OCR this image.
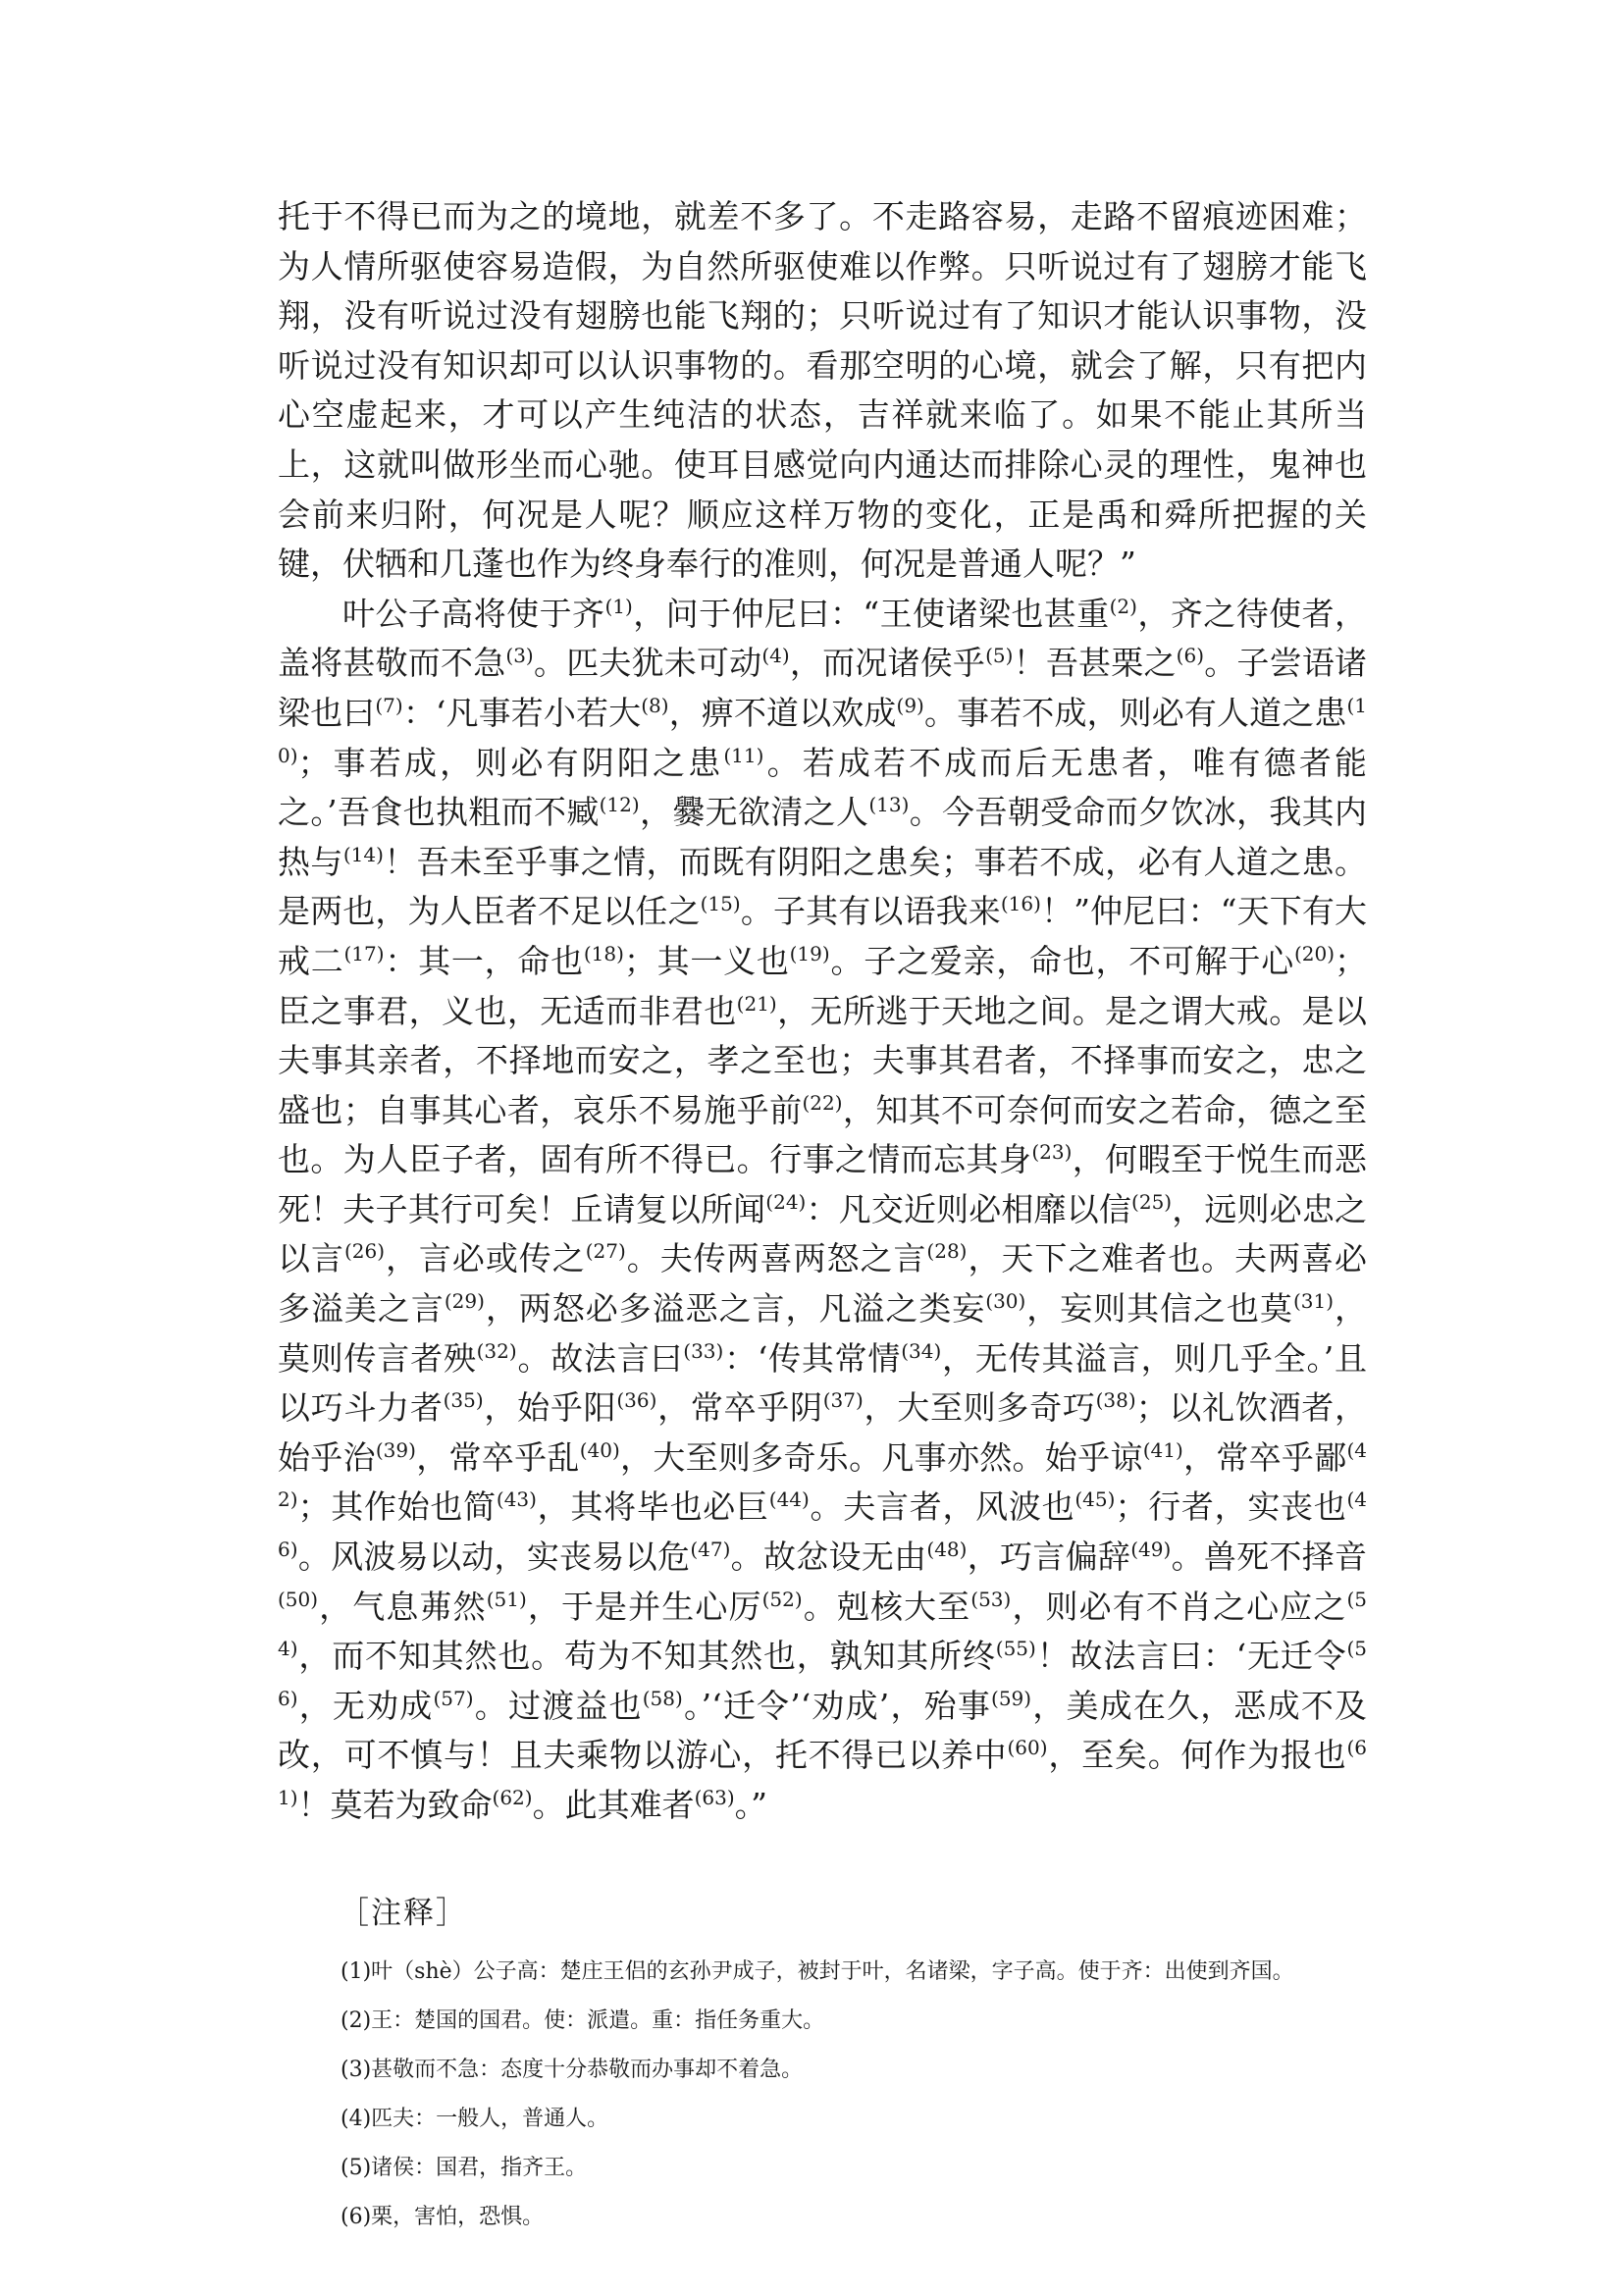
托于不得已而为之的境地，就差不多了。不走路容易，走路不留痕迹困难；为人情所驱使容易造假，为自然所驱使难以作弊。只听说过有了翅膀才能飞翔，没有听说过没有翅膀也能飞翔的；只听说过有了知识才能认识事物，没听说过没有知识却可以认识事物的。看那空明的心境，就会了解，只有把内心空虚起来，才可以产生纯洁的状态，吉祥就来临了。如果不能止其所当上，这就叫做形坐而心驰。使耳目感觉向内通达而排除心灵的理性，鬼神也会前来归附，何况是人呢？顺应这样万物的变化，正是禹和舜所把握的关键，伏牺和几蓬也作为终身奉行的准则，何况是普通人呢？”

叶公子高将使于齐$^{(1)}$，问于仲尼曰：“王使诸梁也甚重$^{(2)}$，齐之待使者，盖将甚敬而不急$^{(3)}$。匹夫犹未可动$^{(4)}$，而况诸侯乎$^{(5)}$！吾甚栗之$^{(6)}$。子尝语诸梁也曰$^{(7)}$：‘凡事若小若大$^{(8)}$，痹不道以欢成$^{(9)}$。事若不成，则必有人道之患$^{(10)}$；事若成，则必有阴阳之患$^{(11)}$。若成若不成而后无患者，唯有德者能之。’吾食也执粗而不臧$^{(12)}$，爨无欲清之人$^{(13)}$。今吾朝受命而夕饮冰，我其内热与$^{(14)}$！吾未至乎事之情，而既有阴阳之患矣；事若不成，必有人道之患。是两也，为人臣者不足以任之$^{(15)}$。子其有以语我来$^{(16)}$！”仲尼曰：“天下有大戒二$^{(17)}$：其一，命也$^{(18)}$；其一义也$^{(19)}$。子之爱亲，命也，不可解于心$^{(20)}$；臣之事君，义也，无适而非君也$^{(21)}$，无所逃于天地之间。是之谓大戒。是以夫事其亲者，不择地而安之，孝之至也；夫事其君者，不择事而安之，忠之盛也；自事其心者，哀乐不易施乎前$^{(22)}$，知其不可奈何而安之若命，德之至也。为人臣子者，固有所不得已。行事之情而忘其身$^{(23)}$，何暇至于悦生而恶死！夫子其行可矣！丘请复以所闻$^{(24)}$：凡交近则必相靡以信$^{(25)}$，远则必忠之以言$^{(26)}$，言必或传之$^{(27)}$。夫传两喜两怒之言$^{(28)}$，天下之难者也。夫两喜必多溢美之言$^{(29)}$，两怒必多溢恶之言，凡溢之类妄$^{(30)}$，妄则其信之也莫$^{(31)}$，莫则传言者殃$^{(32)}$。故法言曰$^{(33)}$：‘传其常情$^{(34)}$，无传其溢言，则几乎全。’且以巧斗力者$^{(35)}$，始乎阳$^{(36)}$，常卒乎阴$^{(37)}$，大至则多奇巧$^{(38)}$；以礼饮酒者，始乎治$^{(39)}$，常卒乎乱$^{(40)}$，大至则多奇乐。凡事亦然。始乎谅$^{(41)}$，常卒乎鄙$^{(42)}$；其作始也简$^{(43)}$，其将毕也必巨$^{(44)}$。夫言者，风波也$^{(45)}$；行者，实丧也$^{(46)}$。风波易以动，实丧易以危$^{(47)}$。故忿设无由$^{(48)}$，巧言偏辞$^{(49)}$。兽死不择音$^{(50)}$，气息茀然$^{(51)}$，于是并生心厉$^{(52)}$。剋核大至$^{(53)}$，则必有不肖之心应之$^{(54)}$，而不知其然也。苟为不知其然也，孰知其所终$^{(55)}$！故法言曰：‘无迁令$^{(56)}$，无劝成$^{(57)}$。过渡益也$^{(58)}$。’‘迁令’‘劝成’，殆事$^{(59)}$，美成在久，恶成不及改，可不慎与！且夫乘物以游心，托不得已以养中$^{(60)}$，至矣。何作为报也$^{(61)}$！莫若为致命$^{(62)}$。此其难者$^{(63)}$。”

［注释］

(1)叶（shè）公子高：楚庄王侣的玄孙尹成子，被封于叶，名诸梁，字子高。使于齐：出使到齐国。

(2)王：楚国的国君。使：派遣。重：指任务重大。

(3)甚敬而不急：态度十分恭敬而办事却不着急。

(4)匹夫：一般人，普通人。

(5)诸侯：国君，指齐王。

(6)栗，害怕，恐惧。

**What is being asked:** Retype the whole listing, keeping every line identical and omitting all pictures.

**Completed task:**
OCR this image.
托于不得已而为之的境地，就差不多了。不走路容易，走路不留痕迹困难；为人情所驱使容易造假，为自然所驱使难以作弊。只听说过有了翅膀才能飞翔，没有听说过没有翅膀也能飞翔的；只听说过有了知识才能认识事物，没听说过没有知识却可以认识事物的。看那空明的心境，就会了解，只有把内心空虚起来，才可以产生纯洁的状态，吉祥就来临了。如果不能止其所当上，这就叫做形坐而心驰。使耳目感觉向内通达而排除心灵的理性，鬼神也会前来归附，何况是人呢？顺应这样万物的变化，正是禹和舜所把握的关键，伏牺和几蓬也作为终身奉行的准则，何况是普通人呢？”

叶公子高将使于齐$^{(1)}$，问于仲尼曰：“王使诸梁也甚重$^{(2)}$，齐之待使者，盖将甚敬而不急$^{(3)}$。匹夫犹未可动$^{(4)}$，而况诸侯乎$^{(5)}$！吾甚栗之$^{(6)}$。子尝语诸梁也曰$^{(7)}$：‘凡事若小若大$^{(8)}$，痹不道以欢成$^{(9)}$。事若不成，则必有人道之患$^{(10)}$；事若成，则必有阴阳之患$^{(11)}$。若成若不成而后无患者，唯有德者能之。’吾食也执粗而不臧$^{(12)}$，爨无欲清之人$^{(13)}$。今吾朝受命而夕饮冰，我其内热与$^{(14)}$！吾未至乎事之情，而既有阴阳之患矣；事若不成，必有人道之患。是两也，为人臣者不足以任之$^{(15)}$。子其有以语我来$^{(16)}$！”仲尼曰：“天下有大戒二$^{(17)}$：其一，命也$^{(18)}$；其一义也$^{(19)}$。子之爱亲，命也，不可解于心$^{(20)}$；臣之事君，义也，无适而非君也$^{(21)}$，无所逃于天地之间。是之谓大戒。是以夫事其亲者，不择地而安之，孝之至也；夫事其君者，不择事而安之，忠之盛也；自事其心者，哀乐不易施乎前$^{(22)}$，知其不可奈何而安之若命，德之至也。为人臣子者，固有所不得已。行事之情而忘其身$^{(23)}$，何暇至于悦生而恶死！夫子其行可矣！丘请复以所闻$^{(24)}$：凡交近则必相靡以信$^{(25)}$，远则必忠之以言$^{(26)}$，言必或传之$^{(27)}$。夫传两喜两怒之言$^{(28)}$，天下之难者也。夫两喜必多溢美之言$^{(29)}$，两怒必多溢恶之言，凡溢之类妄$^{(30)}$，妄则其信之也莫$^{(31)}$，莫则传言者殃$^{(32)}$。故法言曰$^{(33)}$：‘传其常情$^{(34)}$，无传其溢言，则几乎全。’且以巧斗力者$^{(35)}$，始乎阳$^{(36)}$，常卒乎阴$^{(37)}$，大至则多奇巧$^{(38)}$；以礼饮酒者，始乎治$^{(39)}$，常卒乎乱$^{(40)}$，大至则多奇乐。凡事亦然。始乎谅$^{(41)}$，常卒乎鄙$^{(42)}$；其作始也简$^{(43)}$，其将毕也必巨$^{(44)}$。夫言者，风波也$^{(45)}$；行者，实丧也$^{(46)}$。风波易以动，实丧易以危$^{(47)}$。故忿设无由$^{(48)}$，巧言偏辞$^{(49)}$。兽死不择音$^{(50)}$，气息茀然$^{(51)}$，于是并生心厉$^{(52)}$。剋核大至$^{(53)}$，则必有不肖之心应之$^{(54)}$，而不知其然也。苟为不知其然也，孰知其所终$^{(55)}$！故法言曰：‘无迁令$^{(56)}$，无劝成$^{(57)}$。过渡益也$^{(58)}$。’‘迁令’‘劝成’，殆事$^{(59)}$，美成在久，恶成不及改，可不慎与！且夫乘物以游心，托不得已以养中$^{(60)}$，至矣。何作为报也$^{(61)}$！莫若为致命$^{(62)}$。此其难者$^{(63)}$。”

［注释］

(1)叶（shè）公子高：楚庄王侣的玄孙尹成子，被封于叶，名诸梁，字子高。使于齐：出使到齐国。

(2)王：楚国的国君。使：派遣。重：指任务重大。

(3)甚敬而不急：态度十分恭敬而办事却不着急。

(4)匹夫：一般人，普通人。

(5)诸侯：国君，指齐王。

(6)栗，害怕，恐惧。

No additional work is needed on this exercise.